Figure record extracts:
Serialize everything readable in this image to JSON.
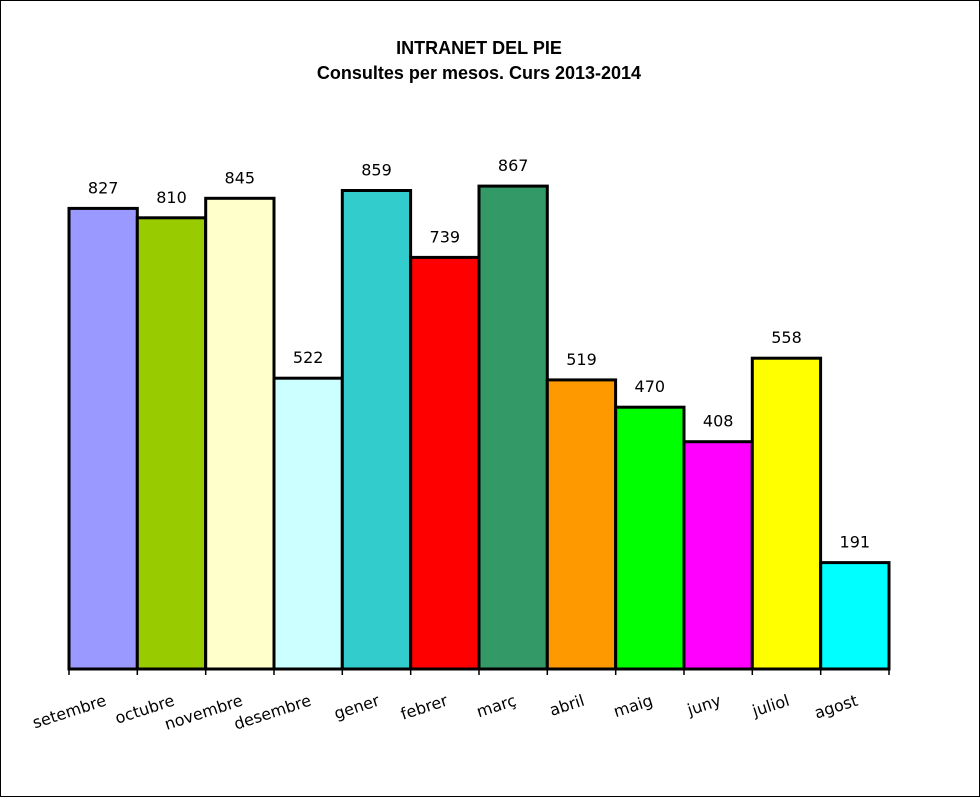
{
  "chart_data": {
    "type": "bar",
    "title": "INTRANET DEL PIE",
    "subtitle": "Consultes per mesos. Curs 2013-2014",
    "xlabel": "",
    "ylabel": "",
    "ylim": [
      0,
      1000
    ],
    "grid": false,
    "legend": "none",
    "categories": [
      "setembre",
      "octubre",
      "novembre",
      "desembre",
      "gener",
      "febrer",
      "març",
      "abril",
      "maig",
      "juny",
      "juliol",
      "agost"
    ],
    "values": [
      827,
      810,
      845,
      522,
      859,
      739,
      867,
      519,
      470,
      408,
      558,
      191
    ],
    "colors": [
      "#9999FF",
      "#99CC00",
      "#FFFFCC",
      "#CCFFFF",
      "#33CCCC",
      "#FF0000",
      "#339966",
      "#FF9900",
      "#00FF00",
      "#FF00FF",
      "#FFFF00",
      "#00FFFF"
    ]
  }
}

---

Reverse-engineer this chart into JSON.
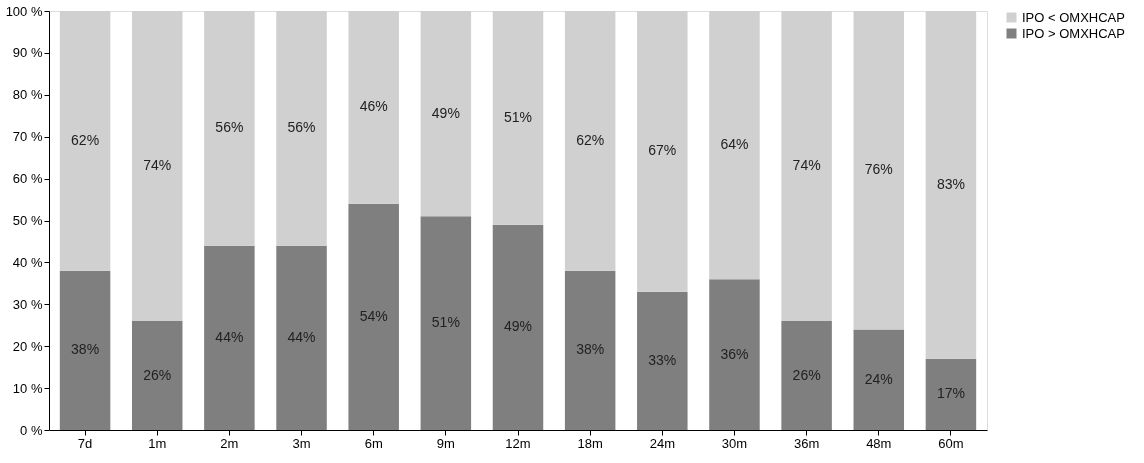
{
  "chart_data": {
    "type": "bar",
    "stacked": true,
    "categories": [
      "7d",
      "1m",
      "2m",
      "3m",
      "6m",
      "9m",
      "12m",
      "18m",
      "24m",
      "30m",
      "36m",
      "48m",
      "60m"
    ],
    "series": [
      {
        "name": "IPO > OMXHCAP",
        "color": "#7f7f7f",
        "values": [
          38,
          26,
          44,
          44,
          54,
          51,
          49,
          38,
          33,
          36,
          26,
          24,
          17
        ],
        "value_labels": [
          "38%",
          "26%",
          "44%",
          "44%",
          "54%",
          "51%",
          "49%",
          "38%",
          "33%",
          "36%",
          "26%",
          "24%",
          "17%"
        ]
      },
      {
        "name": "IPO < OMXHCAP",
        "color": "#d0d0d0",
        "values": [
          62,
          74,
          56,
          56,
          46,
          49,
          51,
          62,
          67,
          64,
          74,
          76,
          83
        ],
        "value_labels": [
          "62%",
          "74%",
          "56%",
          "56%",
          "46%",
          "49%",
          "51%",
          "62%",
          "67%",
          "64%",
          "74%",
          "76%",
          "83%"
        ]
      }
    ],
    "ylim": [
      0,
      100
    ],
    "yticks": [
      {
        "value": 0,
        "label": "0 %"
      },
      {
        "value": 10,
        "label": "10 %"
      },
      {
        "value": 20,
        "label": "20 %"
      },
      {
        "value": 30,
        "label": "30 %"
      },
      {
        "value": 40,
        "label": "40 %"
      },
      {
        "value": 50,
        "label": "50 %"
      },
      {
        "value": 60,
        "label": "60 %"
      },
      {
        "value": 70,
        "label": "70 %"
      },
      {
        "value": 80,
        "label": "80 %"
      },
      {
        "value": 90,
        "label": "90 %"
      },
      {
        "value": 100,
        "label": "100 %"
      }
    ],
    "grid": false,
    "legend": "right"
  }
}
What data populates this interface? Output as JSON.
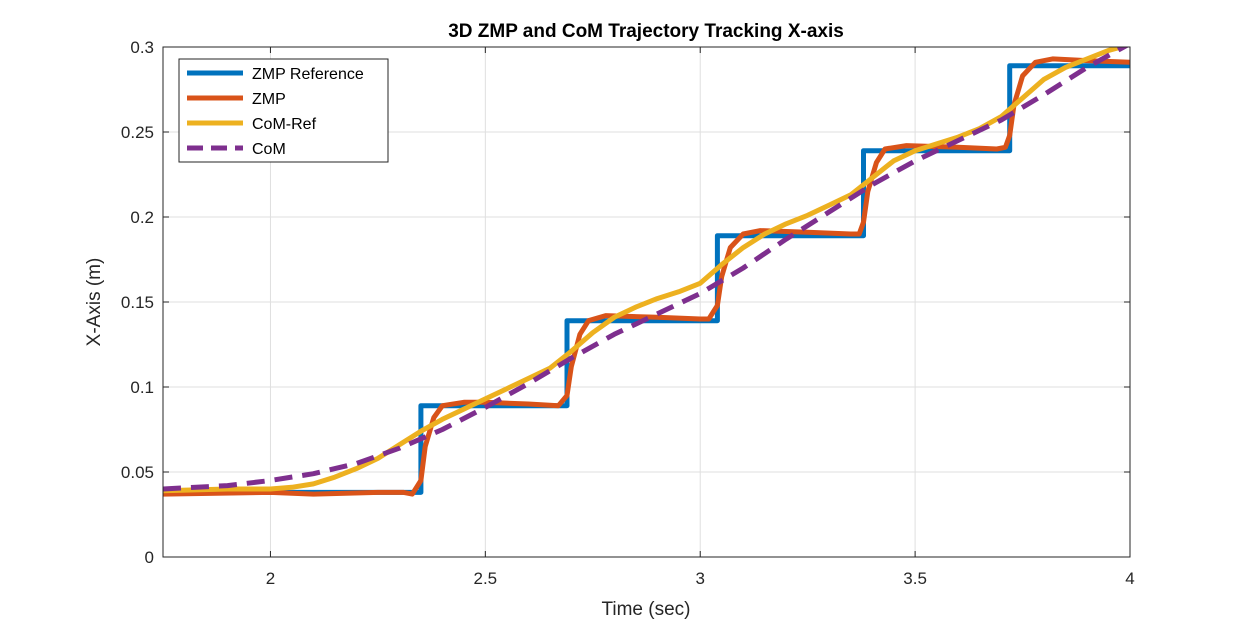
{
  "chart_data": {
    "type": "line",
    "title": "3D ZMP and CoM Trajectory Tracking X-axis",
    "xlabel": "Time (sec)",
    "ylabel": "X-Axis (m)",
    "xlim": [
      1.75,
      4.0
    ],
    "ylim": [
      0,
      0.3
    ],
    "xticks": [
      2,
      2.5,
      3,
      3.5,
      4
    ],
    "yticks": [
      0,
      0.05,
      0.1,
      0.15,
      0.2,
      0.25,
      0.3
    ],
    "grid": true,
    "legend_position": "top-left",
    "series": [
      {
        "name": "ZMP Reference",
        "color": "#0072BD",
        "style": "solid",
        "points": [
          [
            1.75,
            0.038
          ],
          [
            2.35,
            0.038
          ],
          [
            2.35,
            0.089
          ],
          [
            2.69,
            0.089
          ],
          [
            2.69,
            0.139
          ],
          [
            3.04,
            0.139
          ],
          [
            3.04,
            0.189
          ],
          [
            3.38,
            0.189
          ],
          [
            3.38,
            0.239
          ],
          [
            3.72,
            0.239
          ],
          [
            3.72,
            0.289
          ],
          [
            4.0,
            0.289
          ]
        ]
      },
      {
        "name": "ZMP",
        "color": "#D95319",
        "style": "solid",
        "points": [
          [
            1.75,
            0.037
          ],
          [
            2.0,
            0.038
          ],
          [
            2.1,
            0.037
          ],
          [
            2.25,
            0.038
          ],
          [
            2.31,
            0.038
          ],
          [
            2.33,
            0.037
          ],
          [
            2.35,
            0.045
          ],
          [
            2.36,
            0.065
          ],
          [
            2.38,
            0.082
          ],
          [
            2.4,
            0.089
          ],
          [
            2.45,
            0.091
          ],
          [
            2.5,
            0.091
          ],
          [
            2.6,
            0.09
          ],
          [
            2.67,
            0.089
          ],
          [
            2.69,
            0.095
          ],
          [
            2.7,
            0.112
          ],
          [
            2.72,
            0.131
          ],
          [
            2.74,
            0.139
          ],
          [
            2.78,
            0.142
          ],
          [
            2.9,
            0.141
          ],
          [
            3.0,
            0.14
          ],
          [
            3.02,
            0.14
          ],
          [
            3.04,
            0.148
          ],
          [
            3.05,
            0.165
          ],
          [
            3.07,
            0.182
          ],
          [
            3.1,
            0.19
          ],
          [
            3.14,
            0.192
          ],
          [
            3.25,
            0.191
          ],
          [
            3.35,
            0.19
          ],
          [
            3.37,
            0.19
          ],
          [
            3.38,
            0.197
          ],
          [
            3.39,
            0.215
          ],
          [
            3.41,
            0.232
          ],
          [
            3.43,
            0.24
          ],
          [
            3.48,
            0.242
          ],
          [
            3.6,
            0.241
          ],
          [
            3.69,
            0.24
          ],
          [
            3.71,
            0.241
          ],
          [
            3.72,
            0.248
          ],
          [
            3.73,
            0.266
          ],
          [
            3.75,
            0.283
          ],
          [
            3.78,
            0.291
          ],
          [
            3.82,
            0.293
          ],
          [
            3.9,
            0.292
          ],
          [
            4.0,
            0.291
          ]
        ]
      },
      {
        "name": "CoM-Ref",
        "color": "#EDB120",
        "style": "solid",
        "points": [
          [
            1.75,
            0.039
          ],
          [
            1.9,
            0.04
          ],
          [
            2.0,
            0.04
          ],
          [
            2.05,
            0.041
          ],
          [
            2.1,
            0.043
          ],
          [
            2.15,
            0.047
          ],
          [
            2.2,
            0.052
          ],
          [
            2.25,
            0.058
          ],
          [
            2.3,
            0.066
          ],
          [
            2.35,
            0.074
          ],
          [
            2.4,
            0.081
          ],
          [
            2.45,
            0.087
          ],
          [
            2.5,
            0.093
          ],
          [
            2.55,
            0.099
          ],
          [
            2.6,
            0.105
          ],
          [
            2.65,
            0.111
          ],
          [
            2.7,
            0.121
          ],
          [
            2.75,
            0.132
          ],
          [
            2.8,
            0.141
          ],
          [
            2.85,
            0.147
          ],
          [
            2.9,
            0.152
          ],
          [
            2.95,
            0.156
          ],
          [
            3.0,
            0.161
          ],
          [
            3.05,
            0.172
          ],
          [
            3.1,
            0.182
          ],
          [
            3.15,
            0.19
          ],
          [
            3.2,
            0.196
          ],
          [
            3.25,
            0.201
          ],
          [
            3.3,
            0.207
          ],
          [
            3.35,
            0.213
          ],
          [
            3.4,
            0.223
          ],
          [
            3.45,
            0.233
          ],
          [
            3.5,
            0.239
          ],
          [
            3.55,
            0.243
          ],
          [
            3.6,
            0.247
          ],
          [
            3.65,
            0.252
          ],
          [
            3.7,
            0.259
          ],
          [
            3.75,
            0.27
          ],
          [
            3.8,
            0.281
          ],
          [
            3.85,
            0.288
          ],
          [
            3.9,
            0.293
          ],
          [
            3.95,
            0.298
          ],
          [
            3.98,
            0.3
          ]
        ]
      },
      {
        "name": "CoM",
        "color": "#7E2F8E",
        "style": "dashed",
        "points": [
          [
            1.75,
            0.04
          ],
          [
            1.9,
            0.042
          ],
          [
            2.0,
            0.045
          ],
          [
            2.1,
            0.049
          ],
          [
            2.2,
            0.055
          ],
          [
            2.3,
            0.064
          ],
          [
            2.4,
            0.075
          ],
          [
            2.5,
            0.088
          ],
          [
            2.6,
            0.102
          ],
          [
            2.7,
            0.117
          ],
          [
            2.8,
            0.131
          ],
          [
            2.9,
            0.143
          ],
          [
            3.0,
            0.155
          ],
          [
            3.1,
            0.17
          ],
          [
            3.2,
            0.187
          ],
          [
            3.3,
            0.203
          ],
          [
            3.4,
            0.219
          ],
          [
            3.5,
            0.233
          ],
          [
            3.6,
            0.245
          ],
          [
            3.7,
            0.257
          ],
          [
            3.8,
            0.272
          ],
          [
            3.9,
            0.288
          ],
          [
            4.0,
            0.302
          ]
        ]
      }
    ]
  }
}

* **What is asked**: Among the entries above, identify all lines with "JSON" and copy them.

* **Reply to the task**:
Serialize everything readable in this image to JSON.
Reverse-engineer this chart into JSON.
What data populates this interface? Output as JSON.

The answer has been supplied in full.